Of the lines in these entries, how many contain the string "with"? Give the number and nothing else.

══ Task data

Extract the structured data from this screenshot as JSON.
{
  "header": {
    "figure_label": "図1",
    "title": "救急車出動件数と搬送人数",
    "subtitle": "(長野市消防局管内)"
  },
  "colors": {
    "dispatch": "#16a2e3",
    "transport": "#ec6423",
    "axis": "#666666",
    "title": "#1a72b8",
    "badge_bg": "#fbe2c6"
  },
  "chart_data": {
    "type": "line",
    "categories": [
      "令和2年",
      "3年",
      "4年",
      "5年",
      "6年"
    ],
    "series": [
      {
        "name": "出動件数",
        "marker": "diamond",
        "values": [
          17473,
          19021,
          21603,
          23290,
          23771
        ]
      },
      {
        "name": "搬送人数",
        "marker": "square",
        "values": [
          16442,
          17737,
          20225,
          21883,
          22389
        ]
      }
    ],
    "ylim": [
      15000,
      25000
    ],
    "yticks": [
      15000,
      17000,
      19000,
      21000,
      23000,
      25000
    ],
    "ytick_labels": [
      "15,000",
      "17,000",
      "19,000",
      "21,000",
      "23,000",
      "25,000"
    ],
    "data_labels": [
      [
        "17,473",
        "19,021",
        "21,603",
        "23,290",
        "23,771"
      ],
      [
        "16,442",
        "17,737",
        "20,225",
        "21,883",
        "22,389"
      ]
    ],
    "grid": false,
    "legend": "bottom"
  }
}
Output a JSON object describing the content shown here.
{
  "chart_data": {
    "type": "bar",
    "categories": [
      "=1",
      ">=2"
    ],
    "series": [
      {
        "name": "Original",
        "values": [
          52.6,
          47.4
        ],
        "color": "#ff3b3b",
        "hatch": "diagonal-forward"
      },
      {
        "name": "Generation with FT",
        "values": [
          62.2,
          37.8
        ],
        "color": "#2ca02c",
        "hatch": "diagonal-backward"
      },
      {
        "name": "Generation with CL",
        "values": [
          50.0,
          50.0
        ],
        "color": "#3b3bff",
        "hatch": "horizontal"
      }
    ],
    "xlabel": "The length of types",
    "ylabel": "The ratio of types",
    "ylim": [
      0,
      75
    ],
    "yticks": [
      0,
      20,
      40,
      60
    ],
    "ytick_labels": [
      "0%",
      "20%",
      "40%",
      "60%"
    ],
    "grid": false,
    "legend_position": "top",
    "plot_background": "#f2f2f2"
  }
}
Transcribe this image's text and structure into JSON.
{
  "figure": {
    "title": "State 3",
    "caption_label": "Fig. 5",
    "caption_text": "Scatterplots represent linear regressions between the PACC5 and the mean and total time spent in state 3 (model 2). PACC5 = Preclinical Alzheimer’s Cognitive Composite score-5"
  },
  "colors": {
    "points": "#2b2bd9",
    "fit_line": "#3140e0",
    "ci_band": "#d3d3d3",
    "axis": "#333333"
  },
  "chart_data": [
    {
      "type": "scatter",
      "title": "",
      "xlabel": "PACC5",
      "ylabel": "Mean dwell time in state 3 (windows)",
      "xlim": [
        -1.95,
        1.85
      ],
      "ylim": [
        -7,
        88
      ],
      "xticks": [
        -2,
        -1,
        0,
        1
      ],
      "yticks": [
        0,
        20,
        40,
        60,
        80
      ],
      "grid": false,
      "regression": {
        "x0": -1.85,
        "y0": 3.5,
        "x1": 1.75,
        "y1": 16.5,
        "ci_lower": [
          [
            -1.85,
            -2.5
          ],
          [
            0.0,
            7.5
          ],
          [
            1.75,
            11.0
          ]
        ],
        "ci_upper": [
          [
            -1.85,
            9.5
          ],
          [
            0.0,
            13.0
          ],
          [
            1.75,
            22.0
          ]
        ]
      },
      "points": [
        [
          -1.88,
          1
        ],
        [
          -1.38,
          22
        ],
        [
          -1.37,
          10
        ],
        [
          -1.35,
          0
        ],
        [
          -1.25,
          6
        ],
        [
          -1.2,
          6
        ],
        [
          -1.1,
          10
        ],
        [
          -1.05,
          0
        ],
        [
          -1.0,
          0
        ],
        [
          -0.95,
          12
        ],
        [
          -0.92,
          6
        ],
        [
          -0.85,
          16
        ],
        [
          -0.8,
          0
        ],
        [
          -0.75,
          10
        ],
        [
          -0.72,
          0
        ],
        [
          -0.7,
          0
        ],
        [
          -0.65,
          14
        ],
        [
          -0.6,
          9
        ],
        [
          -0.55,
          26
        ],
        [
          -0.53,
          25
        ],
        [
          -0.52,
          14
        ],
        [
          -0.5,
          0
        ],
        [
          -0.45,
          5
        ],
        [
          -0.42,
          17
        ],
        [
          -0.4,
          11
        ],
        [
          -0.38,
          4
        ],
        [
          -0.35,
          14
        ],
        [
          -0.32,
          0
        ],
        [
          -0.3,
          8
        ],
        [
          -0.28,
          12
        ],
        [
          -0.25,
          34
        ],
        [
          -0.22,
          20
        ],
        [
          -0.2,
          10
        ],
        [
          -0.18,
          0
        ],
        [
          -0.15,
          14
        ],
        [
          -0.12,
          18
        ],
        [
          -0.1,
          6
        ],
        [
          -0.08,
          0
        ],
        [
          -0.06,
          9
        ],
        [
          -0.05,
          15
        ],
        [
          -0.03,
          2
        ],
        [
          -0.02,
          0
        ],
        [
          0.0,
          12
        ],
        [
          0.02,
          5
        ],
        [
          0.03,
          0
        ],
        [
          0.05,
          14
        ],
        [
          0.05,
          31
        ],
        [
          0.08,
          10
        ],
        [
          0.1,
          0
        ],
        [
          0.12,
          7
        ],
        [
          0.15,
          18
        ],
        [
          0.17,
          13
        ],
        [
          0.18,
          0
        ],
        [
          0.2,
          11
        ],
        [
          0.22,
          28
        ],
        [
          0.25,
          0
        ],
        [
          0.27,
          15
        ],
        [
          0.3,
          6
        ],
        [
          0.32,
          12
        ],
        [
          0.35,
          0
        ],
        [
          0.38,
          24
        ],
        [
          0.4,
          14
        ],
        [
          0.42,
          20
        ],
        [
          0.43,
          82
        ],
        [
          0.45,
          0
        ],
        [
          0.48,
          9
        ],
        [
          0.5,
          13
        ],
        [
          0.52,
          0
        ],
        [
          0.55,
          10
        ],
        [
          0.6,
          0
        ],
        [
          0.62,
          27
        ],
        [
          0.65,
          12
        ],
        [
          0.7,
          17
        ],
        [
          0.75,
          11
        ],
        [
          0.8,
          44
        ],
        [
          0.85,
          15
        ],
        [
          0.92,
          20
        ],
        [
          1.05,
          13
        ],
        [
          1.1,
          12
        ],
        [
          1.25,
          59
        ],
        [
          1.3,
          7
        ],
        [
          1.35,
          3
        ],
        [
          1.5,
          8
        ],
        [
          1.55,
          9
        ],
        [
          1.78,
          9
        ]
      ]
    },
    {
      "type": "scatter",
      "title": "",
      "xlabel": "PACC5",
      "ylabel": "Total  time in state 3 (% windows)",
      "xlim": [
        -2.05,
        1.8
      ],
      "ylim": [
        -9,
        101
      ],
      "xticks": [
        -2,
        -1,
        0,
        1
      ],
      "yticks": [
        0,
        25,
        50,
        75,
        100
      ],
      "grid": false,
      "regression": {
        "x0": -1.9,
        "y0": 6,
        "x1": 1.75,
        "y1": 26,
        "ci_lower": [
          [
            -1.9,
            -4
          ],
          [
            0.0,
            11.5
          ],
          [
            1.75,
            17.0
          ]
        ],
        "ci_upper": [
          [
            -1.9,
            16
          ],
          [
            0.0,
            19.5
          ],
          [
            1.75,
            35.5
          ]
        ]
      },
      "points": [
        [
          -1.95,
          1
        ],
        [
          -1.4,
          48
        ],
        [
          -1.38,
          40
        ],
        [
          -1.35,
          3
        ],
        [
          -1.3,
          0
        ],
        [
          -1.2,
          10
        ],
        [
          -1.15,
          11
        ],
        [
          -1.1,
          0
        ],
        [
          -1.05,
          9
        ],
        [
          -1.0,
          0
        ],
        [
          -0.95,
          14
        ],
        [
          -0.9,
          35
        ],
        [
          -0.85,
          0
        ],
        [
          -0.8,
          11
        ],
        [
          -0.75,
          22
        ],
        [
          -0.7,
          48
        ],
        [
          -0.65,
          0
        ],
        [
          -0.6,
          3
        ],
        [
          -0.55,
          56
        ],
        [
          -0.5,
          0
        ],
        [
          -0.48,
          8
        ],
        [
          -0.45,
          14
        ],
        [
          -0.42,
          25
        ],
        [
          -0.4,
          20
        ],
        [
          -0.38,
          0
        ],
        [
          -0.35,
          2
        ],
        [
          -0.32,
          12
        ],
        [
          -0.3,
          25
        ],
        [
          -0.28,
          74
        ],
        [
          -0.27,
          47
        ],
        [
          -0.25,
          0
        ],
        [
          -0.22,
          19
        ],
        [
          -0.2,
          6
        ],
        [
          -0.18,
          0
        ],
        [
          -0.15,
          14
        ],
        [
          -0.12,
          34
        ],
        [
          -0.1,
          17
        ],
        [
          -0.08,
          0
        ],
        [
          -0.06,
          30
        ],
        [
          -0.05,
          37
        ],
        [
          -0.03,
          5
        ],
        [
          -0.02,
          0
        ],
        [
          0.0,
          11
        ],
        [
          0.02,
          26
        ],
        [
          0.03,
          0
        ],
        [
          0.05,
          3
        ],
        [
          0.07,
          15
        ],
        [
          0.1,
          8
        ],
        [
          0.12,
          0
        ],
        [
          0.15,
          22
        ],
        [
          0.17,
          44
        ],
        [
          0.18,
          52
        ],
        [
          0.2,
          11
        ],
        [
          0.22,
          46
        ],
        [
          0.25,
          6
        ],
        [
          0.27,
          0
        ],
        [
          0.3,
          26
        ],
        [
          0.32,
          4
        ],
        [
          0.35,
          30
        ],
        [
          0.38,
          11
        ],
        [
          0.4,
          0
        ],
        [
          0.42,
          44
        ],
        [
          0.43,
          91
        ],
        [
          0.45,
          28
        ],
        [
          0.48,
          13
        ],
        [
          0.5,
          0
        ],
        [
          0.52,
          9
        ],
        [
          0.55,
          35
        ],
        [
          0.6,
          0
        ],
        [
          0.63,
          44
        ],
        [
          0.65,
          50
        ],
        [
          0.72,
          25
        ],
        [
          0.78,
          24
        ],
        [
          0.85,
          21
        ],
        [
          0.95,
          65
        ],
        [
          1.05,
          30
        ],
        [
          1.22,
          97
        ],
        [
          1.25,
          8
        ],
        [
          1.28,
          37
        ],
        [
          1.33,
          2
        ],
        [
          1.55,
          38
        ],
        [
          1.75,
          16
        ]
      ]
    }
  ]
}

════

Finished exercise.
2